PROBLEM DETAILS: Restate each line word for word. Leave out every picture.

PROVIDED MATERIAL:
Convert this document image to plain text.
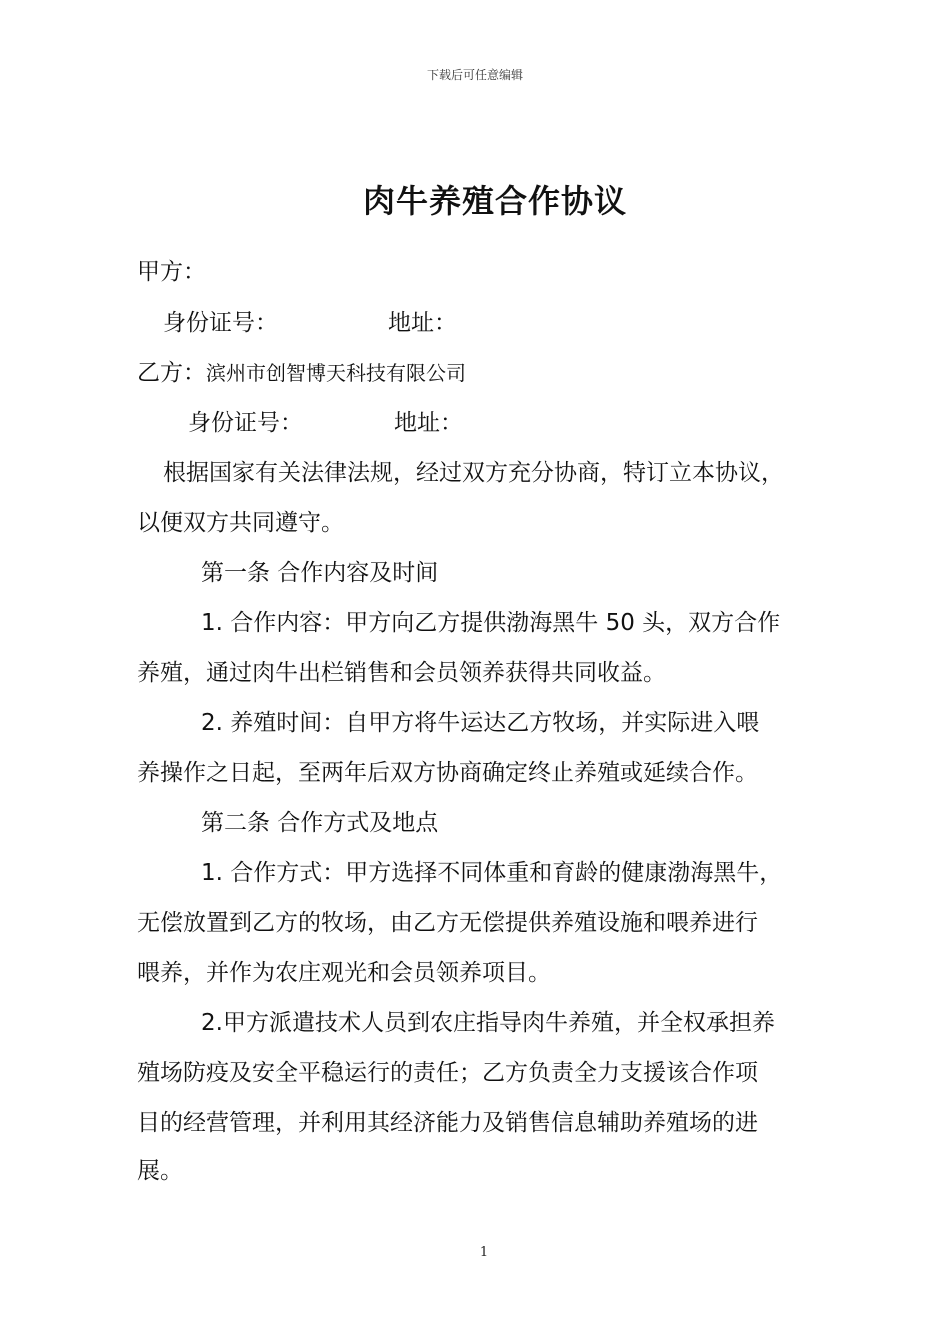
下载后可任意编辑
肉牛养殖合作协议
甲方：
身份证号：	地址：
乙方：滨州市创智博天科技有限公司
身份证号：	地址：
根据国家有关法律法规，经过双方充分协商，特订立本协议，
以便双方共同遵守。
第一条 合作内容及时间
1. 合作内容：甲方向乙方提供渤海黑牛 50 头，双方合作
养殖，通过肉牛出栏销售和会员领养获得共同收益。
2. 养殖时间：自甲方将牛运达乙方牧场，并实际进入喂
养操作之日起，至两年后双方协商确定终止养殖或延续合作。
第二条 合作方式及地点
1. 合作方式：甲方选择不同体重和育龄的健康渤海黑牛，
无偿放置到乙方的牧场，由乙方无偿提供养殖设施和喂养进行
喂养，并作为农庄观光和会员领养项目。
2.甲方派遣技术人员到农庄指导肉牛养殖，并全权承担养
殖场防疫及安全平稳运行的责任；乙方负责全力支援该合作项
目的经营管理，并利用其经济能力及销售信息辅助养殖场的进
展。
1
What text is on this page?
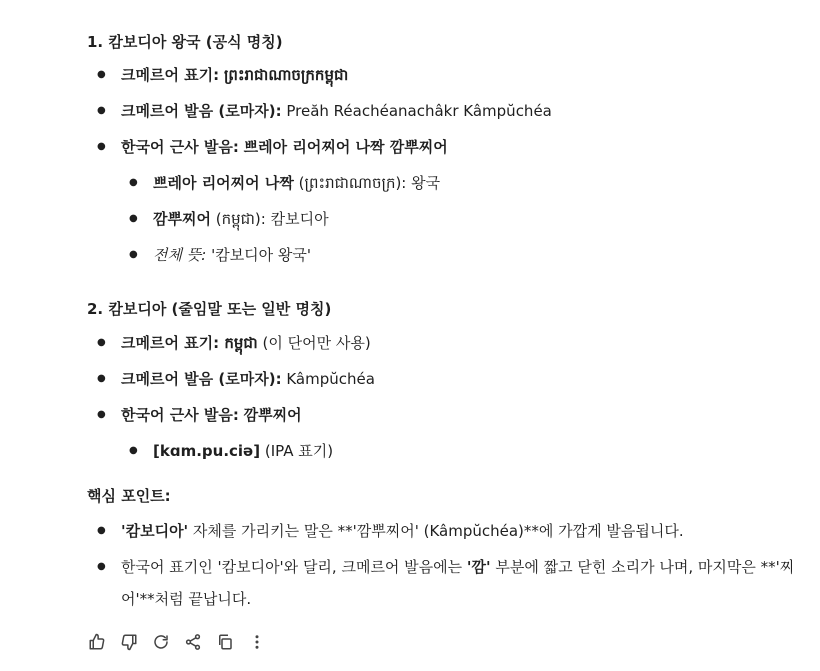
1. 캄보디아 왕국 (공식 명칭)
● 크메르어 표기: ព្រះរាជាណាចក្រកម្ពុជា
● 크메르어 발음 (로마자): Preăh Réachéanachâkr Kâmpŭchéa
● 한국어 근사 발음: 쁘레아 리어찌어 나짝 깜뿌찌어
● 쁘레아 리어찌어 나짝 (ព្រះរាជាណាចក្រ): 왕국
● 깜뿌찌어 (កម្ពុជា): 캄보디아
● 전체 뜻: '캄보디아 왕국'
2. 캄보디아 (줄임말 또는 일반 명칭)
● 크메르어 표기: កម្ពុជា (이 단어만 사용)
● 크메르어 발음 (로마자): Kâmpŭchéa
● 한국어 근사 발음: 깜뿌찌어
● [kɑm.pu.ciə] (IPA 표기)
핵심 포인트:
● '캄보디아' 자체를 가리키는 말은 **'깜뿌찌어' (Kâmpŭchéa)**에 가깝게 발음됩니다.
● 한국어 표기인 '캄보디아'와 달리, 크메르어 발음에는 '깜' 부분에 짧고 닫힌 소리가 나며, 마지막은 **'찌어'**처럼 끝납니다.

TASK SOLUTION:
Convert this document image to plain text.
下载后可任意编辑
肉牛养殖合作协议
甲方：
身份证号：	地址：
乙方：滨州市创智博天科技有限公司
身份证号：	地址：
根据国家有关法律法规，经过双方充分协商，特订立本协议，
以便双方共同遵守。
第一条 合作内容及时间
1. 合作内容：甲方向乙方提供渤海黑牛 50 头，双方合作
养殖，通过肉牛出栏销售和会员领养获得共同收益。
2. 养殖时间：自甲方将牛运达乙方牧场，并实际进入喂
养操作之日起，至两年后双方协商确定终止养殖或延续合作。
第二条 合作方式及地点
1. 合作方式：甲方选择不同体重和育龄的健康渤海黑牛，
无偿放置到乙方的牧场，由乙方无偿提供养殖设施和喂养进行
喂养，并作为农庄观光和会员领养项目。
2.甲方派遣技术人员到农庄指导肉牛养殖，并全权承担养
殖场防疫及安全平稳运行的责任；乙方负责全力支援该合作项
目的经营管理，并利用其经济能力及销售信息辅助养殖场的进
展。
1
What text is on this page?
1. 캄보디아 왕국 (공식 명칭)
● 크메르어 표기: ព្រះរាជាណាចក្រកម្ពុជា
● 크메르어 발음 (로마자): Preăh Réachéanachâkr Kâmpŭchéa
● 한국어 근사 발음: 쁘레아 리어찌어 나짝 깜뿌찌어
● 쁘레아 리어찌어 나짝 (ព្រះរាជាណាចក្រ): 왕국
● 깜뿌찌어 (កម្ពុជា): 캄보디아
● 전체 뜻: '캄보디아 왕국'
2. 캄보디아 (줄임말 또는 일반 명칭)
● 크메르어 표기: កម្ពុជា (이 단어만 사용)
● 크메르어 발음 (로마자): Kâmpŭchéa
● 한국어 근사 발음: 깜뿌찌어
● [kɑm.pu.ciə] (IPA 표기)
핵심 포인트:
● '캄보디아' 자체를 가리키는 말은 **'깜뿌찌어' (Kâmpŭchéa)**에 가깝게 발음됩니다.
● 한국어 표기인 '캄보디아'와 달리, 크메르어 발음에는 '깜' 부분에 짧고 닫힌 소리가 나며, 마지막은 **'찌어'**처럼 끝납니다.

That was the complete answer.